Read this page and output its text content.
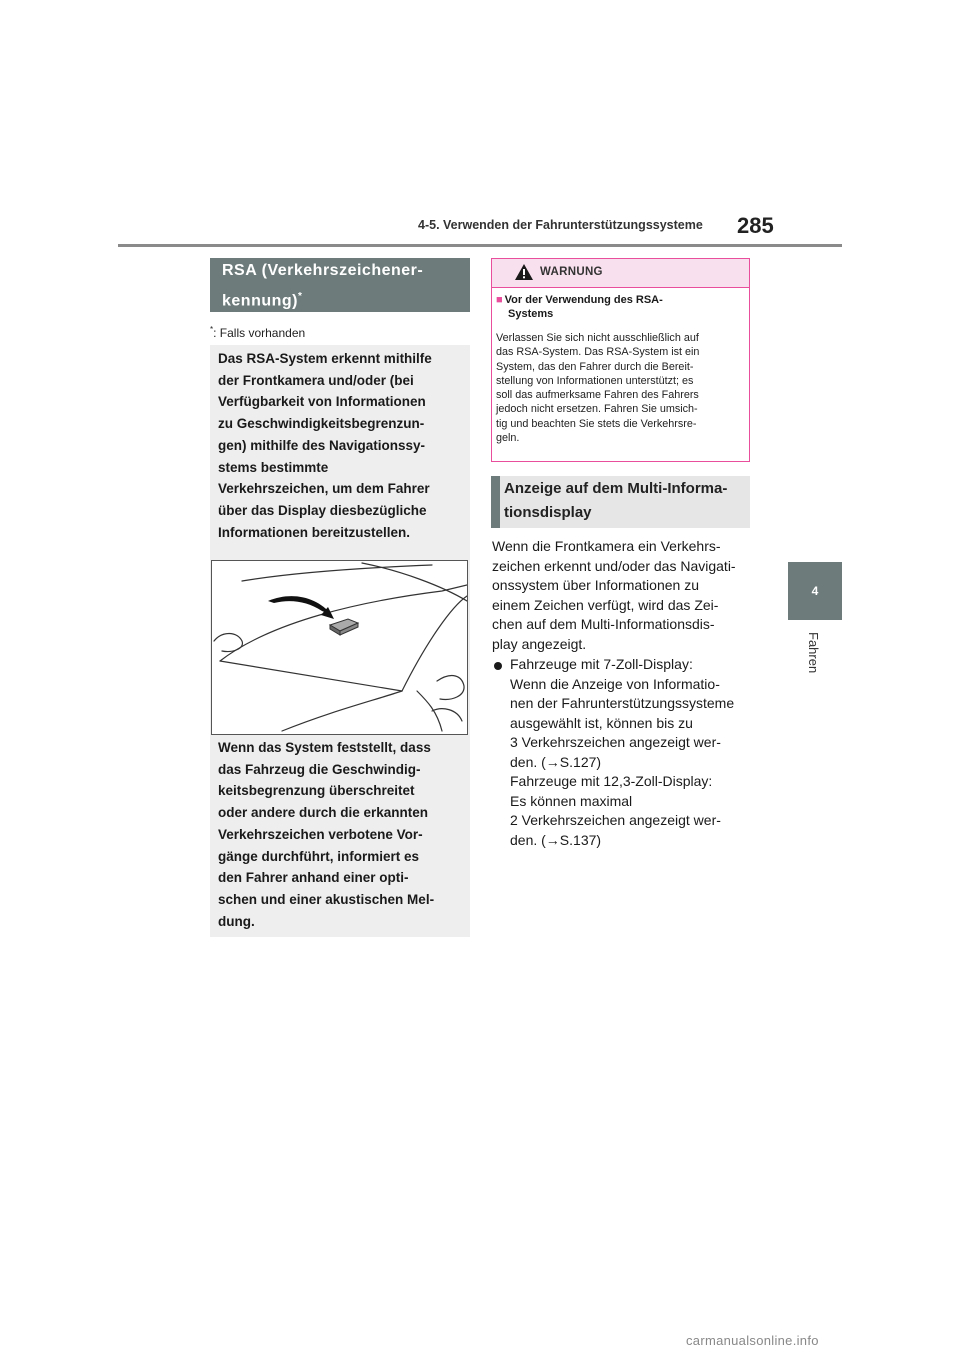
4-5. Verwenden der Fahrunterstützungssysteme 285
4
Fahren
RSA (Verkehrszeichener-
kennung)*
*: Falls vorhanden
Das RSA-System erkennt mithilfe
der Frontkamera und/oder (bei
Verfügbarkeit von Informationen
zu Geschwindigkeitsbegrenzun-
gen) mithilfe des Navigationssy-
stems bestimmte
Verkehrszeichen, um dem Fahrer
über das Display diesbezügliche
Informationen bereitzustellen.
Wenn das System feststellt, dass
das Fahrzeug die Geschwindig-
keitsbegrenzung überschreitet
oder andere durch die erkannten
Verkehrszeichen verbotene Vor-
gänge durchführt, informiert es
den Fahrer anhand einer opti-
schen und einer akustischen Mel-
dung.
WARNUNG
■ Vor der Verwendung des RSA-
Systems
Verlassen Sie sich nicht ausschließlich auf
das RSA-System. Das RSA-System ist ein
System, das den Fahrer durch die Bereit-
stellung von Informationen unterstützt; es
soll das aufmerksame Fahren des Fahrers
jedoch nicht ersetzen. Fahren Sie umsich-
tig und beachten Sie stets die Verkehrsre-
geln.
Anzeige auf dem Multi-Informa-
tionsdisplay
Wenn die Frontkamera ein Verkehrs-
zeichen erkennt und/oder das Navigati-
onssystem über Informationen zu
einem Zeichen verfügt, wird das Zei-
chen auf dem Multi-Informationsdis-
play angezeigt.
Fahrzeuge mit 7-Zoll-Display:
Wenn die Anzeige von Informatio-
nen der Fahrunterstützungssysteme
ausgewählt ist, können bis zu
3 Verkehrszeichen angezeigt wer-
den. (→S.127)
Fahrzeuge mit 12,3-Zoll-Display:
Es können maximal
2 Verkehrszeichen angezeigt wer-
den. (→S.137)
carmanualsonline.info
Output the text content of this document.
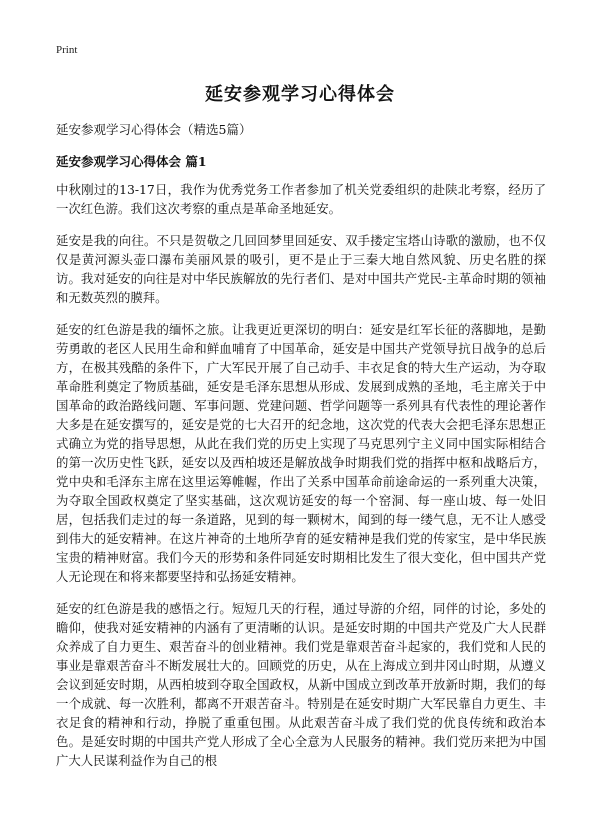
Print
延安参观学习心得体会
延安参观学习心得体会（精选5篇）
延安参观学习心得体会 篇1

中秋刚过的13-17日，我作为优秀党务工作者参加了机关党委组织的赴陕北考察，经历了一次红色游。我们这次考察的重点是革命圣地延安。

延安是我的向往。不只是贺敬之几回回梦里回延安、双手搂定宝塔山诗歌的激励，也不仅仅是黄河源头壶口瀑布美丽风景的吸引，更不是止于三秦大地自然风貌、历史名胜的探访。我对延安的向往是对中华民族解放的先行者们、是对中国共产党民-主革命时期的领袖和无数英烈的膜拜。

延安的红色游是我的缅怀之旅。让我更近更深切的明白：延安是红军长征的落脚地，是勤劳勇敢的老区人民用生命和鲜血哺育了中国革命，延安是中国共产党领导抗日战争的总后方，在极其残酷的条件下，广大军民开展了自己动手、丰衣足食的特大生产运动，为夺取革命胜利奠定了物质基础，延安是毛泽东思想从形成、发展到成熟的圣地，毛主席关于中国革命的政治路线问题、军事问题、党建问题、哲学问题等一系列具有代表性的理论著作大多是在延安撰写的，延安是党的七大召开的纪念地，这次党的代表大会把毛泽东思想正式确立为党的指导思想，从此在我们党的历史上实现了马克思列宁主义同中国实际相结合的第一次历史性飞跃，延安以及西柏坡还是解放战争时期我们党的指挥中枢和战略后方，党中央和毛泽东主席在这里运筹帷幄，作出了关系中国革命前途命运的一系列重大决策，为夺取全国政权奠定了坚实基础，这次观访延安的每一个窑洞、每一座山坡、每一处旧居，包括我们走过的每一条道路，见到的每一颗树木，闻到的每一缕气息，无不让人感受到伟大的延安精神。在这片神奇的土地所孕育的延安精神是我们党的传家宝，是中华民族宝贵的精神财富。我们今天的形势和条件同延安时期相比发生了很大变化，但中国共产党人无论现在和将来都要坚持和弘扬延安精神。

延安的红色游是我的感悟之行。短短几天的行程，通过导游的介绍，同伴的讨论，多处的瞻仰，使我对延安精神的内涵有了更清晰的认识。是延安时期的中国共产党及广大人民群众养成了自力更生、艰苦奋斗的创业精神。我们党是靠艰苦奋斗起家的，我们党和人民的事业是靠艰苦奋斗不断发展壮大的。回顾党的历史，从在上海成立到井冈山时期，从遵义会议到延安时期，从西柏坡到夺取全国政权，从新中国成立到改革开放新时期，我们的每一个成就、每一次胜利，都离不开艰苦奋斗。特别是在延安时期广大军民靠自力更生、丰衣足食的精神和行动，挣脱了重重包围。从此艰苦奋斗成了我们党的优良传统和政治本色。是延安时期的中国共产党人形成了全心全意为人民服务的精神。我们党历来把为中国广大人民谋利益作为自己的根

| Goal of the exercise |
Keep the pictures out of the copy and write out the data exactly as it stands.

| Full output |
Read this page and output its text content.
4-5. Verwenden der Fahrunterstützungssysteme 285
4
Fahren
RSA (Verkehrszeichener-
kennung)*
*: Falls vorhanden
Das RSA-System erkennt mithilfe
der Frontkamera und/oder (bei
Verfügbarkeit von Informationen
zu Geschwindigkeitsbegrenzun-
gen) mithilfe des Navigationssy-
stems bestimmte
Verkehrszeichen, um dem Fahrer
über das Display diesbezügliche
Informationen bereitzustellen.
Wenn das System feststellt, dass
das Fahrzeug die Geschwindig-
keitsbegrenzung überschreitet
oder andere durch die erkannten
Verkehrszeichen verbotene Vor-
gänge durchführt, informiert es
den Fahrer anhand einer opti-
schen und einer akustischen Mel-
dung.
WARNUNG
■ Vor der Verwendung des RSA-
Systems
Verlassen Sie sich nicht ausschließlich auf
das RSA-System. Das RSA-System ist ein
System, das den Fahrer durch die Bereit-
stellung von Informationen unterstützt; es
soll das aufmerksame Fahren des Fahrers
jedoch nicht ersetzen. Fahren Sie umsich-
tig und beachten Sie stets die Verkehrsre-
geln.
Anzeige auf dem Multi-Informa-
tionsdisplay
Wenn die Frontkamera ein Verkehrs-
zeichen erkennt und/oder das Navigati-
onssystem über Informationen zu
einem Zeichen verfügt, wird das Zei-
chen auf dem Multi-Informationsdis-
play angezeigt.
Fahrzeuge mit 7-Zoll-Display:
Wenn die Anzeige von Informatio-
nen der Fahrunterstützungssysteme
ausgewählt ist, können bis zu
3 Verkehrszeichen angezeigt wer-
den. (→S.127)
Fahrzeuge mit 12,3-Zoll-Display:
Es können maximal
2 Verkehrszeichen angezeigt wer-
den. (→S.137)
carmanualsonline.info
Output the text content of this document.
Print
延安参观学习心得体会
延安参观学习心得体会（精选5篇）
延安参观学习心得体会 篇1

中秋刚过的13-17日，我作为优秀党务工作者参加了机关党委组织的赴陕北考察，经历了一次红色游。我们这次考察的重点是革命圣地延安。

延安是我的向往。不只是贺敬之几回回梦里回延安、双手搂定宝塔山诗歌的激励，也不仅仅是黄河源头壶口瀑布美丽风景的吸引，更不是止于三秦大地自然风貌、历史名胜的探访。我对延安的向往是对中华民族解放的先行者们、是对中国共产党民-主革命时期的领袖和无数英烈的膜拜。

延安的红色游是我的缅怀之旅。让我更近更深切的明白：延安是红军长征的落脚地，是勤劳勇敢的老区人民用生命和鲜血哺育了中国革命，延安是中国共产党领导抗日战争的总后方，在极其残酷的条件下，广大军民开展了自己动手、丰衣足食的特大生产运动，为夺取革命胜利奠定了物质基础，延安是毛泽东思想从形成、发展到成熟的圣地，毛主席关于中国革命的政治路线问题、军事问题、党建问题、哲学问题等一系列具有代表性的理论著作大多是在延安撰写的，延安是党的七大召开的纪念地，这次党的代表大会把毛泽东思想正式确立为党的指导思想，从此在我们党的历史上实现了马克思列宁主义同中国实际相结合的第一次历史性飞跃，延安以及西柏坡还是解放战争时期我们党的指挥中枢和战略后方，党中央和毛泽东主席在这里运筹帷幄，作出了关系中国革命前途命运的一系列重大决策，为夺取全国政权奠定了坚实基础，这次观访延安的每一个窑洞、每一座山坡、每一处旧居，包括我们走过的每一条道路，见到的每一颗树木，闻到的每一缕气息，无不让人感受到伟大的延安精神。在这片神奇的土地所孕育的延安精神是我们党的传家宝，是中华民族宝贵的精神财富。我们今天的形势和条件同延安时期相比发生了很大变化，但中国共产党人无论现在和将来都要坚持和弘扬延安精神。

延安的红色游是我的感悟之行。短短几天的行程，通过导游的介绍，同伴的讨论，多处的瞻仰，使我对延安精神的内涵有了更清晰的认识。是延安时期的中国共产党及广大人民群众养成了自力更生、艰苦奋斗的创业精神。我们党是靠艰苦奋斗起家的，我们党和人民的事业是靠艰苦奋斗不断发展壮大的。回顾党的历史，从在上海成立到井冈山时期，从遵义会议到延安时期，从西柏坡到夺取全国政权，从新中国成立到改革开放新时期，我们的每一个成就、每一次胜利，都离不开艰苦奋斗。特别是在延安时期广大军民靠自力更生、丰衣足食的精神和行动，挣脱了重重包围。从此艰苦奋斗成了我们党的优良传统和政治本色。是延安时期的中国共产党人形成了全心全意为人民服务的精神。我们党历来把为中国广大人民谋利益作为自己的根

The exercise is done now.